WRITTEN TASK:
Produce an exact copy of the lines from the line that contains "Decode this image" to the end of the listing below.

Items from a dataset
—————

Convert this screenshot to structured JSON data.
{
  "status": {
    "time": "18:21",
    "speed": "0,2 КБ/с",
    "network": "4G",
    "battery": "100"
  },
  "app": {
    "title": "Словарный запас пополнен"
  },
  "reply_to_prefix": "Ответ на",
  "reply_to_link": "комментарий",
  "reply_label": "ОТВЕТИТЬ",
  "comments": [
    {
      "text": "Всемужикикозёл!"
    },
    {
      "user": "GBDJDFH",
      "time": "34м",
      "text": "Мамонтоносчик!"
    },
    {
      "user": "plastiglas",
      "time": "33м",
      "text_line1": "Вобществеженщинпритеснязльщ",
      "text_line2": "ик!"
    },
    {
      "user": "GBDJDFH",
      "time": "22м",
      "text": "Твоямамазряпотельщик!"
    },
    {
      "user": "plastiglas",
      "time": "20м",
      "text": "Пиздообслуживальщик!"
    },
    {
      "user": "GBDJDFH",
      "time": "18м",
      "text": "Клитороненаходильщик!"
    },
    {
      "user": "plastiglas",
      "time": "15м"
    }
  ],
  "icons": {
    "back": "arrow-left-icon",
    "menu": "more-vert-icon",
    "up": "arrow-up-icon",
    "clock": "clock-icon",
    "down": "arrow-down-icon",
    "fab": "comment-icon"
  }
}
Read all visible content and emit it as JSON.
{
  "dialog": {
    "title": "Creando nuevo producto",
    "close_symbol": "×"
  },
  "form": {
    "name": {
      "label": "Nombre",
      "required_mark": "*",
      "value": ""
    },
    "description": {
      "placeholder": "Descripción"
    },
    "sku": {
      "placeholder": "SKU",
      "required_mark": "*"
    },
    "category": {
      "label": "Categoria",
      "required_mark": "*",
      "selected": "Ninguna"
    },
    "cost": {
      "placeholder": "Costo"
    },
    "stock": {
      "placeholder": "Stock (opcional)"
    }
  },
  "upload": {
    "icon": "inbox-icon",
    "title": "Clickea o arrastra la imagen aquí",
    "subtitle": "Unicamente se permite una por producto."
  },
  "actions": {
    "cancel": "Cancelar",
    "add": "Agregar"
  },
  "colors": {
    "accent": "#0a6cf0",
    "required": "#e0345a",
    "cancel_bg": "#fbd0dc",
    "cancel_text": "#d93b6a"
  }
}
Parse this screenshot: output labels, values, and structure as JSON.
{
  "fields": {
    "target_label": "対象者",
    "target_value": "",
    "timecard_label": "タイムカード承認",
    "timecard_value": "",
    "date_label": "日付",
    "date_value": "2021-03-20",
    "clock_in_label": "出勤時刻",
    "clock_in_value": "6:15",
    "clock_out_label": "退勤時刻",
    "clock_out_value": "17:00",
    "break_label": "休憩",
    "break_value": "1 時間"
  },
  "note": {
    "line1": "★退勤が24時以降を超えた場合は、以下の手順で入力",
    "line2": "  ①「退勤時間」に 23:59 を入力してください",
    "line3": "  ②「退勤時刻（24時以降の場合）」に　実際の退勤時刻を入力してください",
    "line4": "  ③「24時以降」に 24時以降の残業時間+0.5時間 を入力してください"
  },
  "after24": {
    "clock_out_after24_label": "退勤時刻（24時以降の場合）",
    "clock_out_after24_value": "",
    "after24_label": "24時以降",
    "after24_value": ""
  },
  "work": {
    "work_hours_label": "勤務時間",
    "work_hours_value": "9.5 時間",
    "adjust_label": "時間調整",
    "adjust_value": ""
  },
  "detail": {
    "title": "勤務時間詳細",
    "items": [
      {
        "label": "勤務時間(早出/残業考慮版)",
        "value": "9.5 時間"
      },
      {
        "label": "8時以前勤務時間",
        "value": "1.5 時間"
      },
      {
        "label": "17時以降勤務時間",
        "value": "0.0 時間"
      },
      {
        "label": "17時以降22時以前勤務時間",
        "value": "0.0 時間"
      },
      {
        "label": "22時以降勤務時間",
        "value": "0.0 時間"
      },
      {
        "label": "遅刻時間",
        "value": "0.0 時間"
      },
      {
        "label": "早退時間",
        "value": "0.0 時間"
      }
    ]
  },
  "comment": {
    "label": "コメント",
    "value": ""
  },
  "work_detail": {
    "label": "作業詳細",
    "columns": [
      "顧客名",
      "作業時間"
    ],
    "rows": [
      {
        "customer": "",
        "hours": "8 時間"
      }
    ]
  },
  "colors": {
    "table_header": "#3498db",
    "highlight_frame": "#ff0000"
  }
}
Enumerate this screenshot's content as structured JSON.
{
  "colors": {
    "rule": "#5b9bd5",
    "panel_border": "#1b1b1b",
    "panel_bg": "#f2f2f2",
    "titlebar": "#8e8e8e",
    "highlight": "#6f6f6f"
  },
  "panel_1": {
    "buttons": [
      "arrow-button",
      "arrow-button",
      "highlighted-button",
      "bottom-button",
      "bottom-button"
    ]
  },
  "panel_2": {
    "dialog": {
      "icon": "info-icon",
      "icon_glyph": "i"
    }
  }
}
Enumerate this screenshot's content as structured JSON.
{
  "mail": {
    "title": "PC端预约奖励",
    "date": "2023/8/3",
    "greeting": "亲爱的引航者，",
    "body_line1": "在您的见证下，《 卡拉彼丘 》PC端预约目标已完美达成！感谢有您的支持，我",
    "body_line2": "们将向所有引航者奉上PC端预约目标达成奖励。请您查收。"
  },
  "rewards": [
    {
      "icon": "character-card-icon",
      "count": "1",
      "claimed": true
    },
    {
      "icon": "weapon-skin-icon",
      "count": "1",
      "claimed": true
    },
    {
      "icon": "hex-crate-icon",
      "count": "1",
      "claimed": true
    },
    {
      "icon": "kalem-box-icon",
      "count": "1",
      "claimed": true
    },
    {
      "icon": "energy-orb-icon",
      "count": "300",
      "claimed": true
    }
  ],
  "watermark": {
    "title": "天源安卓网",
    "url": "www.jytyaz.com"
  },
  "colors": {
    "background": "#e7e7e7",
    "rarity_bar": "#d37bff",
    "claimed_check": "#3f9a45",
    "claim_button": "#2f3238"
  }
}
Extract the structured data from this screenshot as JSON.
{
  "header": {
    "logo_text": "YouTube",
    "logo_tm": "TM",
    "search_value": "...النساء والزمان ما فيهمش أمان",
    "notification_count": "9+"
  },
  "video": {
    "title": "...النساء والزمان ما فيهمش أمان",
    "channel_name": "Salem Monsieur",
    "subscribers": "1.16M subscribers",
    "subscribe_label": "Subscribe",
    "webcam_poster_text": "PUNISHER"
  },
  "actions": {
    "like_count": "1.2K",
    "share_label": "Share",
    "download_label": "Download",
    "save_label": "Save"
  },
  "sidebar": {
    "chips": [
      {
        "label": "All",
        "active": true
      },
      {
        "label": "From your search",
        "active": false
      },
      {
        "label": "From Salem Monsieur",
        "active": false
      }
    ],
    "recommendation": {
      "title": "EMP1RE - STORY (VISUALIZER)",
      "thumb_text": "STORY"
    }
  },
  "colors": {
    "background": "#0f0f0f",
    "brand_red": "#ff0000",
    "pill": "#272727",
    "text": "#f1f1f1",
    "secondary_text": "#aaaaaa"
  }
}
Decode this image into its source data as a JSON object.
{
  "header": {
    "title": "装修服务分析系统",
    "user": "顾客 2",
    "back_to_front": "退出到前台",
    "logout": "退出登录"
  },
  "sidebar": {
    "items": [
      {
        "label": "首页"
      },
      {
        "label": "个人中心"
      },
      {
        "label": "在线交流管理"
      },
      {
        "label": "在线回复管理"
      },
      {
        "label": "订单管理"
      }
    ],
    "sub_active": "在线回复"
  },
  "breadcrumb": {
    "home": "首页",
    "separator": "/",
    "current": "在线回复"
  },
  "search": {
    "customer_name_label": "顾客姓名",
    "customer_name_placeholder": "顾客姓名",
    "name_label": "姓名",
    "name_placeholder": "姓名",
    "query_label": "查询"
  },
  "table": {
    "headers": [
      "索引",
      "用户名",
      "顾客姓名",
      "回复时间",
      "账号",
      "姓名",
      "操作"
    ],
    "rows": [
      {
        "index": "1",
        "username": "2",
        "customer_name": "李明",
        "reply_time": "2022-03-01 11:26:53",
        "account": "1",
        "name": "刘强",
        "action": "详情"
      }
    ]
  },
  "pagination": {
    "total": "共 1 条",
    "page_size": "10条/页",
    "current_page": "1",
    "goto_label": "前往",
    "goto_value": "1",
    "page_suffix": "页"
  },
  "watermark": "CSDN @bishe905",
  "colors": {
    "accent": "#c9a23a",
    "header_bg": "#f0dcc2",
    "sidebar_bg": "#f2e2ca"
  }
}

—————

WRITTEN ANSWER:
Decode this image into its source data as a JSON object.
{
  "header": {
    "title": "装修服务分析系统",
    "user": "顾客 2",
    "back_to_front": "退出到前台",
    "logout": "退出登录"
  },
  "sidebar": {
    "items": [
      {
        "label": "首页"
      },
      {
        "label": "个人中心"
      },
      {
        "label": "在线交流管理"
      },
      {
        "label": "在线回复管理"
      },
      {
        "label": "订单管理"
      }
    ],
    "sub_active": "在线回复"
  },
  "breadcrumb": {
    "home": "首页",
    "separator": "/",
    "current": "在线回复"
  },
  "search": {
    "customer_name_label": "顾客姓名",
    "customer_name_placeholder": "顾客姓名",
    "name_label": "姓名",
    "name_placeholder": "姓名",
    "query_label": "查询"
  },
  "table": {
    "headers": [
      "索引",
      "用户名",
      "顾客姓名",
      "回复时间",
      "账号",
      "姓名",
      "操作"
    ],
    "rows": [
      {
        "index": "1",
        "username": "2",
        "customer_name": "李明",
        "reply_time": "2022-03-01 11:26:53",
        "account": "1",
        "name": "刘强",
        "action": "详情"
      }
    ]
  },
  "pagination": {
    "total": "共 1 条",
    "page_size": "10条/页",
    "current_page": "1",
    "goto_label": "前往",
    "goto_value": "1",
    "page_suffix": "页"
  },
  "watermark": "CSDN @bishe905",
  "colors": {
    "accent": "#c9a23a",
    "header_bg": "#f0dcc2",
    "sidebar_bg": "#f2e2ca"
  }
}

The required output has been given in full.